◆ Source extract ◆
========
Welcome to iVillage.co.uk! or Join our Community

Want more iVillage? Sign up for our NEWSLETTERS
iVillage logo
 

Diary of a stay-at-home dad: reading to them

By Neil Sinclair

I don’t read for pleasure – I read to get information. I did have a novel about Brian Boru in 1993, but I leant it to a fellow Commando in Norway and he never returned it. I think it took me two weeks to notice.

Yet when my first son came along, I started to read to him – a lot.  Everything about my own upbringing told me it was the right thing to do: my parents had read to me, and my three brothers, every night. I even remember some of the stories: Mrs Pepperpot and Mr Pink-Whistle. At primary school, every day ended with a story. One of my favourite programmes on TV was Jackanory. Adults read to young troopers – that was the order of the Universe.

To be honest, I wasn’t really aware of all the positive benefits that reading out loud would give my troopers. I was helping them learn the language of course, but also helping them develop their own clear speech patterns (and believe me, I have three eloquent troopers here who can demonstrate how successful that was).

It even helped with bonding. When I was a very new dad, I found it quite challenging to bond with a new person that couldn’t communicate with me at all.  Reading out loud really helped because all of my troopers responded to being read to, long before they could talk. They would focus intently on my face when I read to them. They would visibly relax at the night time story. We engaged.
========
◆ Extracted entries ◆
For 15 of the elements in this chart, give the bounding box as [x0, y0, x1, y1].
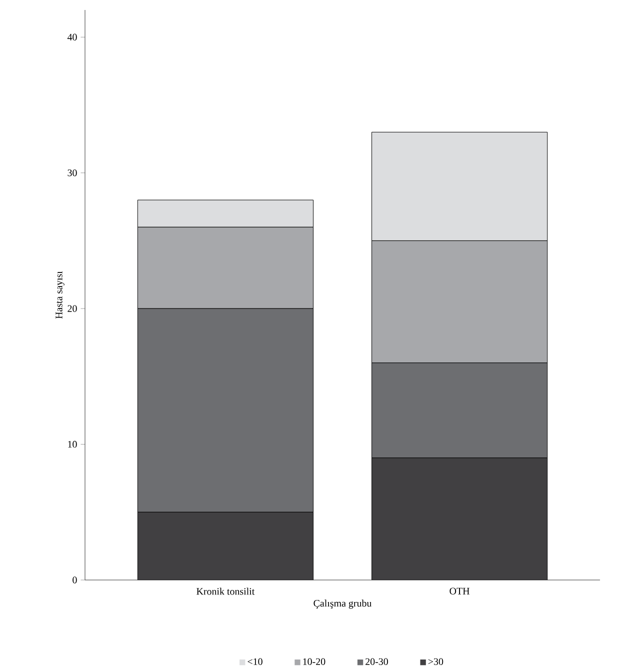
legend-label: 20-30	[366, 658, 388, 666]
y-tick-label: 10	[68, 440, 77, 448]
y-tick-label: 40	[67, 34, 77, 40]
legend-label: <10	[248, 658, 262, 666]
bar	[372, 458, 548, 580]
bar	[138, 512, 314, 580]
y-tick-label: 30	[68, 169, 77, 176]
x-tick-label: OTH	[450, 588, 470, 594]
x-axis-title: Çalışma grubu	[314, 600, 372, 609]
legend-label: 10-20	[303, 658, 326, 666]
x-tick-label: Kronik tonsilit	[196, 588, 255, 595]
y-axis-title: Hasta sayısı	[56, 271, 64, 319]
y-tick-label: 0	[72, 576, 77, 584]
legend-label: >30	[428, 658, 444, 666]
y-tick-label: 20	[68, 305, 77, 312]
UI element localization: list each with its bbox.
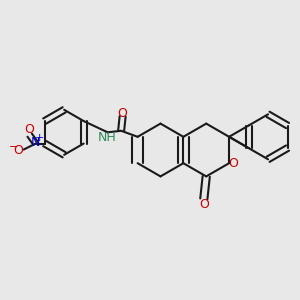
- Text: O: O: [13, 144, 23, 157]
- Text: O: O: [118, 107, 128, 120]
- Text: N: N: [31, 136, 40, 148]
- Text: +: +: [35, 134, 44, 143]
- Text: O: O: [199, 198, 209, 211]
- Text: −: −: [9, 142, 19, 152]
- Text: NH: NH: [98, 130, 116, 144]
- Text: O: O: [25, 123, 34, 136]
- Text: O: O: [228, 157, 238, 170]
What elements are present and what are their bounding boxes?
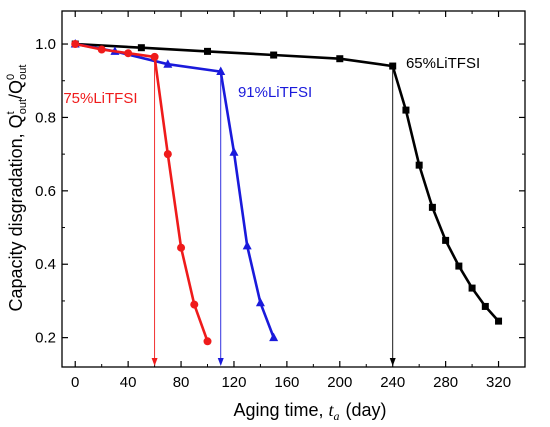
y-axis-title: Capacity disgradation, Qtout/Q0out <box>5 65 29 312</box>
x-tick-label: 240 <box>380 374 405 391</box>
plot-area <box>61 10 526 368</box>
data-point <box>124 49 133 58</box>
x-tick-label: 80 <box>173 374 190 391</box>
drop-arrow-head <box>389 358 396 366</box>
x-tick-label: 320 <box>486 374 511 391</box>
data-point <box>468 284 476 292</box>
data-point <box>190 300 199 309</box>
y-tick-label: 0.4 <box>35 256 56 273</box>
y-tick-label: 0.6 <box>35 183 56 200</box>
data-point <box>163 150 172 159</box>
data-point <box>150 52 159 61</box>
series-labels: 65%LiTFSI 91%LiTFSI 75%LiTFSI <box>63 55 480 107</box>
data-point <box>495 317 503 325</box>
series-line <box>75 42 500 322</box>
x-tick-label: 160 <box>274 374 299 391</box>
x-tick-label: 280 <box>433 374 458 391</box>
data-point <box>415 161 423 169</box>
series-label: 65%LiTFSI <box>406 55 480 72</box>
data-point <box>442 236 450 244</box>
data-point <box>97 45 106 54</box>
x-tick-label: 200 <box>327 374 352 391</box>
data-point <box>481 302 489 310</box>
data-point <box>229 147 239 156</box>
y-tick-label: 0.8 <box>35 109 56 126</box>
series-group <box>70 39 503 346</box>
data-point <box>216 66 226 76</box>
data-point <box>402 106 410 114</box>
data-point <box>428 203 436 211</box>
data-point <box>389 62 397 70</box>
========
◆ Written request ◆
In the stay-at-home dad diary, write out everything from "By Neil Sinclair" down to "weeks to notice.", substituting "book" for "novel".

◆ Answer in full ◆
By Neil Sinclair

I don’t read for pleasure – I read to get information. I did have a book about Brian Boru in 1993, but I leant it to a fellow Commando in Norway and he never returned it. I think it took me two weeks to notice.